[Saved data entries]
— Start —

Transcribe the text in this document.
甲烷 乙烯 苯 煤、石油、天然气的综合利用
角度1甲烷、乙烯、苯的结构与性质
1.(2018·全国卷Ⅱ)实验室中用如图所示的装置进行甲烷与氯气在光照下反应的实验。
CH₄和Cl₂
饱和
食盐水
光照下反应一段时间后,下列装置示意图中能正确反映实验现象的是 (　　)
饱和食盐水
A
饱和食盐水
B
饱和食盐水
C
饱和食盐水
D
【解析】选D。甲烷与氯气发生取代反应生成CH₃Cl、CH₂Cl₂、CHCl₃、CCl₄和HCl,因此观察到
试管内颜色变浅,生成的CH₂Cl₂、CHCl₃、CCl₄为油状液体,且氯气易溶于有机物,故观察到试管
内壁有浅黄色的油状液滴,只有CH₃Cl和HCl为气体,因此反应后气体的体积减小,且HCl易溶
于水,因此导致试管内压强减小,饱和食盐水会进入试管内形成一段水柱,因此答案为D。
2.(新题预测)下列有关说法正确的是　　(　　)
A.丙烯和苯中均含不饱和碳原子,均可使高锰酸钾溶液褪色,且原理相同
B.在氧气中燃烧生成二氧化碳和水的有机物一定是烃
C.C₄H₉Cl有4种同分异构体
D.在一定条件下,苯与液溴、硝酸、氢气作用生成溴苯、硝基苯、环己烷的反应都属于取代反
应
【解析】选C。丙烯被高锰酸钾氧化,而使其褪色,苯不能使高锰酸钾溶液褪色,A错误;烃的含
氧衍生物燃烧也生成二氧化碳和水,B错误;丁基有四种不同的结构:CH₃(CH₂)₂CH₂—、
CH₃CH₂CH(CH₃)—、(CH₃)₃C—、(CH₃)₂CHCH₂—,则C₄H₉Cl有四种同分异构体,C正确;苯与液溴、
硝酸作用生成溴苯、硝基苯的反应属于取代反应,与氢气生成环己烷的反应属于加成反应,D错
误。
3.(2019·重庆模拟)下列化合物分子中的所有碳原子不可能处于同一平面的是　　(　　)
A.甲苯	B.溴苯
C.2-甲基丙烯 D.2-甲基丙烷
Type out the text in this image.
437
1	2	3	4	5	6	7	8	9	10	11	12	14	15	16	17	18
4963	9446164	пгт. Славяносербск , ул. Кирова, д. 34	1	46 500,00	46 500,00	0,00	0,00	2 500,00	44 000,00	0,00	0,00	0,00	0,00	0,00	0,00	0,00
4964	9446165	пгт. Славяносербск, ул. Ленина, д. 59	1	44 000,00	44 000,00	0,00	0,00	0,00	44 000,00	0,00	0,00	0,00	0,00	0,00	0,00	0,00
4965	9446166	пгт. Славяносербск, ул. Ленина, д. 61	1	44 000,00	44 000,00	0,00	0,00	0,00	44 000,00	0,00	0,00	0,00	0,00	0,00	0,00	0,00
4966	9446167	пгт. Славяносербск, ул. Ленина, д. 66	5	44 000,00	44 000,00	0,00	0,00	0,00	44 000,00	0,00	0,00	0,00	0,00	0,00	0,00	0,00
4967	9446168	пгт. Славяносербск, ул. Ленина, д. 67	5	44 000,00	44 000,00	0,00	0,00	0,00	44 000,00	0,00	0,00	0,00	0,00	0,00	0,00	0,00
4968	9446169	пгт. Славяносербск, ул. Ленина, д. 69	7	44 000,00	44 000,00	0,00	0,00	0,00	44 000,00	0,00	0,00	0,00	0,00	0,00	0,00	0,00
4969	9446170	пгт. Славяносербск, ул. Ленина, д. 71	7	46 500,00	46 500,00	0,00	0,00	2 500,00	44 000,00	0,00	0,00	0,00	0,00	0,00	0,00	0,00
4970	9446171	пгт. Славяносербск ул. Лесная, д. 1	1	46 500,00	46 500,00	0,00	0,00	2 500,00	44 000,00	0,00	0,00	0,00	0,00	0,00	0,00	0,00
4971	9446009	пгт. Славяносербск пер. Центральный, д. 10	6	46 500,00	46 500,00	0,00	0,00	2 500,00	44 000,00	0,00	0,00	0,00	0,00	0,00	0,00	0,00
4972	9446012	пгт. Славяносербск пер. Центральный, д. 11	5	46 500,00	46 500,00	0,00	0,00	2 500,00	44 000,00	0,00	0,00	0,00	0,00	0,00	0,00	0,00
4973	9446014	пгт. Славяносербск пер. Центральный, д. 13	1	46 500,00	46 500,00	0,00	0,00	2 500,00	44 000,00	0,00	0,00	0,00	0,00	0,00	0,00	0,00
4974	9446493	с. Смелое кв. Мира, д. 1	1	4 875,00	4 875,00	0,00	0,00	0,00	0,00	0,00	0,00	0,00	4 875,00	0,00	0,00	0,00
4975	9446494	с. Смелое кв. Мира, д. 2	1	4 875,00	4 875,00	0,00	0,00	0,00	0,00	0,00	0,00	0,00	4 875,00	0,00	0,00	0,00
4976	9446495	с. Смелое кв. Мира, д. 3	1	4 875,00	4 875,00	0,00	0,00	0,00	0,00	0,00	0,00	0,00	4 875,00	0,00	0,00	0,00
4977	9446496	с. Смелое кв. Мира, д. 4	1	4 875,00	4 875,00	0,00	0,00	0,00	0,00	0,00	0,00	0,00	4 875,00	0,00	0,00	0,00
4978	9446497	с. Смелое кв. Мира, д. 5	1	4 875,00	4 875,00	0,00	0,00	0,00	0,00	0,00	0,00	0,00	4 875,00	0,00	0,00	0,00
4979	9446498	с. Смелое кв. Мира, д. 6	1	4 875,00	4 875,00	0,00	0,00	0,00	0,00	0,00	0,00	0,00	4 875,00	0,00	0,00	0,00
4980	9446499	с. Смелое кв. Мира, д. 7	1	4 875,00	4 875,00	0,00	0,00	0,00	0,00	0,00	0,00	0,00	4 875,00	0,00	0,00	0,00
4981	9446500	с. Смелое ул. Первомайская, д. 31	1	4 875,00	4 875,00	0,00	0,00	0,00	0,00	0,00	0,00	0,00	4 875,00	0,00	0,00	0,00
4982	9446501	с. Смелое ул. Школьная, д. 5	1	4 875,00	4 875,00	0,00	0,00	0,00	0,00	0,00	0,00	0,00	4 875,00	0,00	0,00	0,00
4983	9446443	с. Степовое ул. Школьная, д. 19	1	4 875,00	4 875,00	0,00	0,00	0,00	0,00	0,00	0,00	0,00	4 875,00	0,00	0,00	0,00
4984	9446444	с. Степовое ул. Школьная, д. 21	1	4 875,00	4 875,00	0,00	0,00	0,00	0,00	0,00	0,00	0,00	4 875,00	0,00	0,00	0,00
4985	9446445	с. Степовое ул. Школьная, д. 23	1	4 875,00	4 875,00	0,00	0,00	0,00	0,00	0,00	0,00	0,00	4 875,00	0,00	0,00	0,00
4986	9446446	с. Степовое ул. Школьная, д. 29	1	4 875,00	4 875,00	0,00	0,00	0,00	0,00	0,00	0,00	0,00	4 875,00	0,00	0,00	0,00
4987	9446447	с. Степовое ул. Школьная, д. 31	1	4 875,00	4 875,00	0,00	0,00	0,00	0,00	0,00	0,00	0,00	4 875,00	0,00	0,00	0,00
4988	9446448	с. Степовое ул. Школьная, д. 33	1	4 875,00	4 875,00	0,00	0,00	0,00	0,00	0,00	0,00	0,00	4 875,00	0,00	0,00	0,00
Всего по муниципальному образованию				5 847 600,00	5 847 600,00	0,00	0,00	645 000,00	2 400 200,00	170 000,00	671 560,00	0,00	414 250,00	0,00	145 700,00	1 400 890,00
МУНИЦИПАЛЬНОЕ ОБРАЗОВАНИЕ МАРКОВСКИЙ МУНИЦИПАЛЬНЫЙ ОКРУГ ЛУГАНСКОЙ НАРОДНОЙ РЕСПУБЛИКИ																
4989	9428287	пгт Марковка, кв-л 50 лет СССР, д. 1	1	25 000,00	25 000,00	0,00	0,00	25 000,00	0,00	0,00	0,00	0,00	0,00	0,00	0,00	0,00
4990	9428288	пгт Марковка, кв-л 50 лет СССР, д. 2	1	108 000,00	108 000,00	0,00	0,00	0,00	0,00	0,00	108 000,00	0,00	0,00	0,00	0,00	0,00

— End —

Find the word "苯与液溴" in the entries above and gather every line that holds it.

Finished task —
D.在一定条件下,苯与液溴、硝酸、氢气作用生成溴苯、硝基苯、环己烷的反应都属于取代反
CH₃CH₂CH(CH₃)—、(CH₃)₃C—、(CH₃)₂CHCH₂—,则C₄H₉Cl有四种同分异构体,C正确;苯与液溴、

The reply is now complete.